### EXERCISE INSTRUCTIONS
Transcribe every entry word for word. Skip the pictures.

┌─ SOURCE RECORDS

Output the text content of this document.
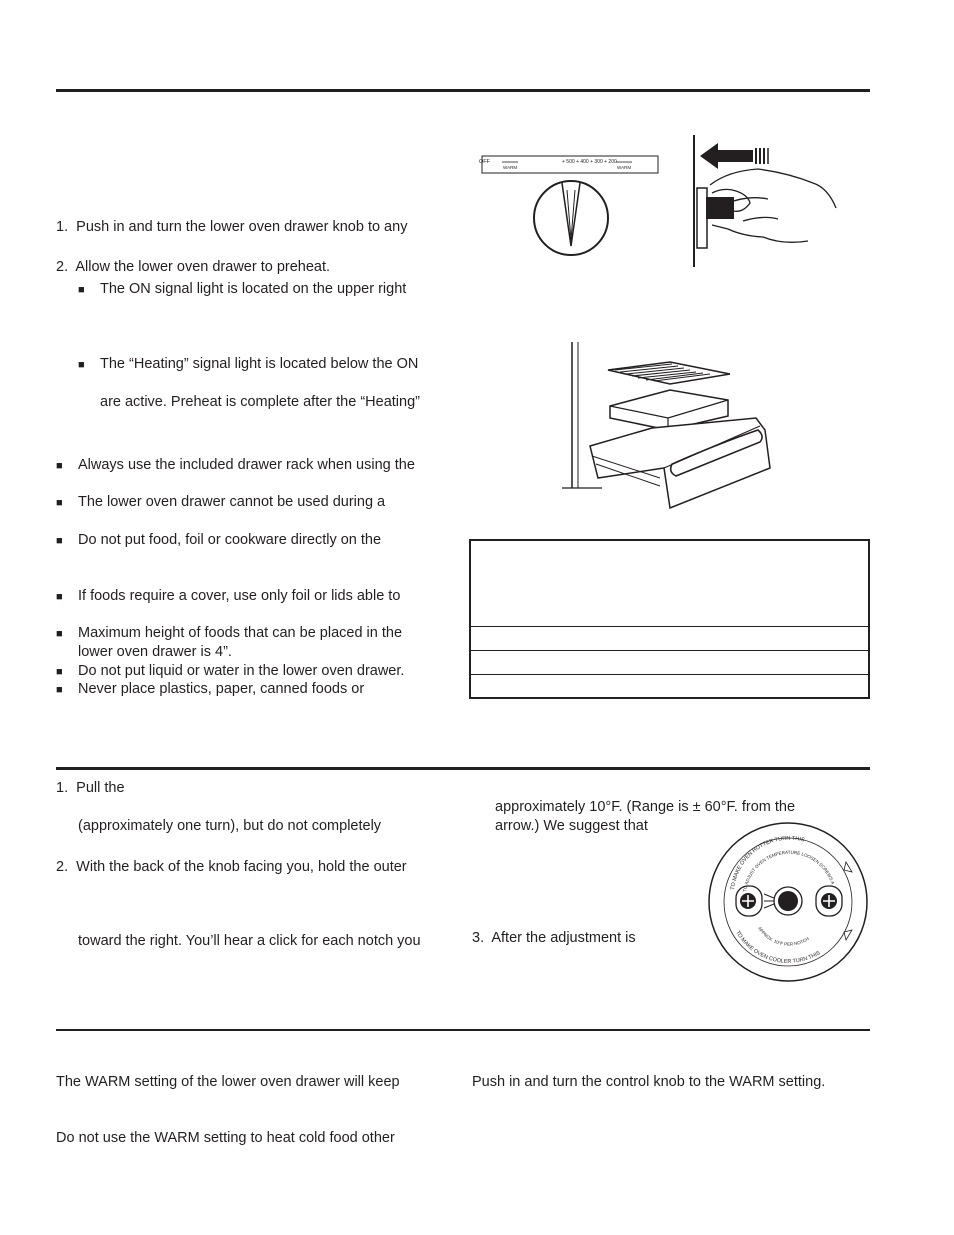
1. Push in and turn the lower oven drawer knob to any
2. Allow the lower oven drawer to preheat.
■ The ON signal light is located on the upper right
■ The “Heating” signal light is located below the ON
are active. Preheat is complete after the “Heating”
■ Always use the included drawer rack when using the
■ The lower oven drawer cannot be used during a
■ Do not put food, foil or cookware directly on the
■ If foods require a cover, use only foil or lids able to
■ Maximum height of foods that can be placed in the
lower oven drawer is 4”.
■ Do not put liquid or water in the lower oven drawer.
■ Never place plastics, paper, canned foods or
OFF
WARM
+ 500 + 400 + 300 + 200
WARM

1. Pull the
(approximately one turn), but do not completely
2. With the back of the knob facing you, hold the outer
toward the right. You’ll hear a click for each notch you
approximately 10°F. (Range is ± 60°F. from the
arrow.) We suggest that
3. After the adjustment is
TO MAKE OVEN HOTTER TURN THIS
TO ADJUST OVEN TEMPERATURE LOOSEN SCREWS A
APPROX. 10°F PER NOTCH
TO MAKE OVEN COOLER TURN THIS
The WARM setting of the lower oven drawer will keep
Do not use the WARM setting to heat cold food other
Push in and turn the control knob to the WARM setting.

└─

### FULL OUTPUT
Output the text content of this document.
1. Push in and turn the lower oven drawer knob to any
2. Allow the lower oven drawer to preheat.
■ The ON signal light is located on the upper right
■ The “Heating” signal light is located below the ON
are active. Preheat is complete after the “Heating”
■ Always use the included drawer rack when using the
■ The lower oven drawer cannot be used during a
■ Do not put food, foil or cookware directly on the
■ If foods require a cover, use only foil or lids able to
■ Maximum height of foods that can be placed in the
lower oven drawer is 4”.
■ Do not put liquid or water in the lower oven drawer.
■ Never place plastics, paper, canned foods or
OFF
WARM
+ 500 + 400 + 300 + 200
WARM

1. Pull the
(approximately one turn), but do not completely
2. With the back of the knob facing you, hold the outer
toward the right. You’ll hear a click for each notch you
approximately 10°F. (Range is ± 60°F. from the
arrow.) We suggest that
3. After the adjustment is
TO MAKE OVEN HOTTER TURN THIS
TO ADJUST OVEN TEMPERATURE LOOSEN SCREWS A
APPROX. 10°F PER NOTCH
TO MAKE OVEN COOLER TURN THIS
The WARM setting of the lower oven drawer will keep
Do not use the WARM setting to heat cold food other
Push in and turn the control knob to the WARM setting.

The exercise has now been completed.